Start of DATA SHOWN

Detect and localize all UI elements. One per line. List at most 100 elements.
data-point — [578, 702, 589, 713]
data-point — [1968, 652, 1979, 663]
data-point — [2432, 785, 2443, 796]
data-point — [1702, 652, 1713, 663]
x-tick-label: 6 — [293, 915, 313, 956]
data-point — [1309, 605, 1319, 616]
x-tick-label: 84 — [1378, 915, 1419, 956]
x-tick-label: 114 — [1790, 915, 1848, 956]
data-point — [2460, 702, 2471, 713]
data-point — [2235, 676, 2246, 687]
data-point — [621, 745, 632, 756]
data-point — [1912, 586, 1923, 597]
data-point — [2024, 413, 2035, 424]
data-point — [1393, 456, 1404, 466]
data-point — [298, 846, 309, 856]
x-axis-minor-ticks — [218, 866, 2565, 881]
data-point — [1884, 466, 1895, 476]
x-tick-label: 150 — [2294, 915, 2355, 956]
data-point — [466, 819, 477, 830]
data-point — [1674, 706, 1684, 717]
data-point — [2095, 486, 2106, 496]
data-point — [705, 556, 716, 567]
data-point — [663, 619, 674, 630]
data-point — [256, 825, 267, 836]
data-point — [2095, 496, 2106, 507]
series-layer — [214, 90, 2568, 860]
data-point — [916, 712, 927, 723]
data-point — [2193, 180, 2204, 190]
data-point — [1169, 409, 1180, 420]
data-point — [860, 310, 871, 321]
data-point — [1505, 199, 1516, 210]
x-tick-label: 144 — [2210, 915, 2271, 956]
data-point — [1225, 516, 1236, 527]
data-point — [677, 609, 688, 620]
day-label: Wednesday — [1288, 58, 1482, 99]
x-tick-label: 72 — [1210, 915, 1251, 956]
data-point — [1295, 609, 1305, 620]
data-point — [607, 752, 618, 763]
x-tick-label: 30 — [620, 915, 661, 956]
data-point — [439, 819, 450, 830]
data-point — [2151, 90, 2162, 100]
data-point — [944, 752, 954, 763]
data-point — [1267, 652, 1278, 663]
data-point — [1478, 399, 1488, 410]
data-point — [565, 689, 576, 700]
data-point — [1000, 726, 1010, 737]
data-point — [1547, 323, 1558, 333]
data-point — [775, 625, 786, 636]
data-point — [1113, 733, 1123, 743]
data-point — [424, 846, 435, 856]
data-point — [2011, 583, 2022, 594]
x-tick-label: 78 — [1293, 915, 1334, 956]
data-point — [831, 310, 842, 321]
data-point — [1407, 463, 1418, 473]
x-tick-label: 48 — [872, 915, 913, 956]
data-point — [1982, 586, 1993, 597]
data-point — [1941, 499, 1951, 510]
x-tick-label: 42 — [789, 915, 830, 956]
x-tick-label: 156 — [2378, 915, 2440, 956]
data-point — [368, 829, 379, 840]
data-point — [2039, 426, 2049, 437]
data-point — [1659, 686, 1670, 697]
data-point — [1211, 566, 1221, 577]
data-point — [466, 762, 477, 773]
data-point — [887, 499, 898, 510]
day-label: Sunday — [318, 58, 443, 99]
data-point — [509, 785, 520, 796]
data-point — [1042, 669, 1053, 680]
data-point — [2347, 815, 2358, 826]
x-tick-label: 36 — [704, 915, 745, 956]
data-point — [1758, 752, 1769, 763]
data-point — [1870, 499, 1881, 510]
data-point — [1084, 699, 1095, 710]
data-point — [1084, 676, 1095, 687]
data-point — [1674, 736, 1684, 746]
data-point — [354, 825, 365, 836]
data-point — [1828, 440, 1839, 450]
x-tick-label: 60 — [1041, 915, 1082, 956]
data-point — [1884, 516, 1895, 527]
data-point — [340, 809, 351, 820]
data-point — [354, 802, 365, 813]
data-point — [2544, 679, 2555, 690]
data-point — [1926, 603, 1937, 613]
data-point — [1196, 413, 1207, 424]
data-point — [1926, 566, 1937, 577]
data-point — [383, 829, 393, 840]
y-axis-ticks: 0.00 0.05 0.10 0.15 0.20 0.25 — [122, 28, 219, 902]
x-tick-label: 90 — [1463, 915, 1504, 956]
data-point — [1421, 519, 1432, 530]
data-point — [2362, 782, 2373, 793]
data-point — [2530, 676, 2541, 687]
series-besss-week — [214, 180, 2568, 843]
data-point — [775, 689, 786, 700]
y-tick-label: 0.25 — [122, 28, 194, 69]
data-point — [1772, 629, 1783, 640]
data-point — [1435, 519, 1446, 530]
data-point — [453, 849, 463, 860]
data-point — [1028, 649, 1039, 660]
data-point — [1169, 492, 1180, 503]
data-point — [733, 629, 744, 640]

End of DATA SHOWN

INSTRUCTIONS FOR THE TASK:
Copy all the rows above without changing a character, and keep them in the same order.

WRITTEN ANSWER:
Detect and localize all UI elements. One per line. List at most 100 elements.
data-point — [578, 702, 589, 713]
data-point — [1968, 652, 1979, 663]
data-point — [2432, 785, 2443, 796]
data-point — [1702, 652, 1713, 663]
x-tick-label: 6 — [293, 915, 313, 956]
data-point — [1309, 605, 1319, 616]
x-tick-label: 84 — [1378, 915, 1419, 956]
x-tick-label: 114 — [1790, 915, 1848, 956]
data-point — [2460, 702, 2471, 713]
data-point — [2235, 676, 2246, 687]
data-point — [621, 745, 632, 756]
data-point — [1912, 586, 1923, 597]
data-point — [2024, 413, 2035, 424]
data-point — [1393, 456, 1404, 466]
data-point — [298, 846, 309, 856]
x-axis-minor-ticks — [218, 866, 2565, 881]
data-point — [1884, 466, 1895, 476]
x-tick-label: 150 — [2294, 915, 2355, 956]
data-point — [466, 819, 477, 830]
data-point — [1674, 706, 1684, 717]
data-point — [2095, 486, 2106, 496]
data-point — [705, 556, 716, 567]
data-point — [663, 619, 674, 630]
data-point — [256, 825, 267, 836]
data-point — [2095, 496, 2106, 507]
series-layer — [214, 90, 2568, 860]
data-point — [916, 712, 927, 723]
data-point — [2193, 180, 2204, 190]
data-point — [1169, 409, 1180, 420]
data-point — [860, 310, 871, 321]
data-point — [1505, 199, 1516, 210]
x-tick-label: 144 — [2210, 915, 2271, 956]
data-point — [1225, 516, 1236, 527]
data-point — [677, 609, 688, 620]
day-label: Wednesday — [1288, 58, 1482, 99]
x-tick-label: 72 — [1210, 915, 1251, 956]
data-point — [1295, 609, 1305, 620]
data-point — [607, 752, 618, 763]
x-tick-label: 30 — [620, 915, 661, 956]
data-point — [439, 819, 450, 830]
data-point — [2151, 90, 2162, 100]
data-point — [944, 752, 954, 763]
data-point — [1267, 652, 1278, 663]
data-point — [1478, 399, 1488, 410]
data-point — [565, 689, 576, 700]
data-point — [1000, 726, 1010, 737]
data-point — [1547, 323, 1558, 333]
data-point — [775, 625, 786, 636]
data-point — [1113, 733, 1123, 743]
data-point — [424, 846, 435, 856]
data-point — [2011, 583, 2022, 594]
x-tick-label: 78 — [1293, 915, 1334, 956]
data-point — [831, 310, 842, 321]
data-point — [1407, 463, 1418, 473]
x-tick-label: 48 — [872, 915, 913, 956]
data-point — [1982, 586, 1993, 597]
data-point — [1941, 499, 1951, 510]
x-tick-label: 42 — [789, 915, 830, 956]
x-tick-label: 156 — [2378, 915, 2440, 956]
data-point — [368, 829, 379, 840]
data-point — [2039, 426, 2049, 437]
data-point — [1659, 686, 1670, 697]
data-point — [1211, 566, 1221, 577]
data-point — [466, 762, 477, 773]
data-point — [887, 499, 898, 510]
day-label: Sunday — [318, 58, 443, 99]
data-point — [509, 785, 520, 796]
data-point — [1042, 669, 1053, 680]
data-point — [2347, 815, 2358, 826]
x-tick-label: 36 — [704, 915, 745, 956]
data-point — [1758, 752, 1769, 763]
data-point — [1870, 499, 1881, 510]
data-point — [1084, 699, 1095, 710]
data-point — [1084, 676, 1095, 687]
data-point — [1674, 736, 1684, 746]
data-point — [354, 825, 365, 836]
data-point — [1828, 440, 1839, 450]
x-tick-label: 60 — [1041, 915, 1082, 956]
data-point — [1884, 516, 1895, 527]
data-point — [340, 809, 351, 820]
data-point — [354, 802, 365, 813]
data-point — [2544, 679, 2555, 690]
data-point — [1926, 603, 1937, 613]
data-point — [1196, 413, 1207, 424]
data-point — [1926, 566, 1937, 577]
data-point — [383, 829, 393, 840]
y-axis-ticks: 0.00 0.05 0.10 0.15 0.20 0.25 — [122, 28, 219, 902]
x-tick-label: 90 — [1463, 915, 1504, 956]
data-point — [1421, 519, 1432, 530]
data-point — [2362, 782, 2373, 793]
data-point — [2530, 676, 2541, 687]
series-besss-week — [214, 180, 2568, 843]
data-point — [775, 689, 786, 700]
y-tick-label: 0.25 — [122, 28, 194, 69]
data-point — [1772, 629, 1783, 640]
data-point — [1435, 519, 1446, 530]
data-point — [453, 849, 463, 860]
data-point — [1028, 649, 1039, 660]
data-point — [1169, 492, 1180, 503]
data-point — [733, 629, 744, 640]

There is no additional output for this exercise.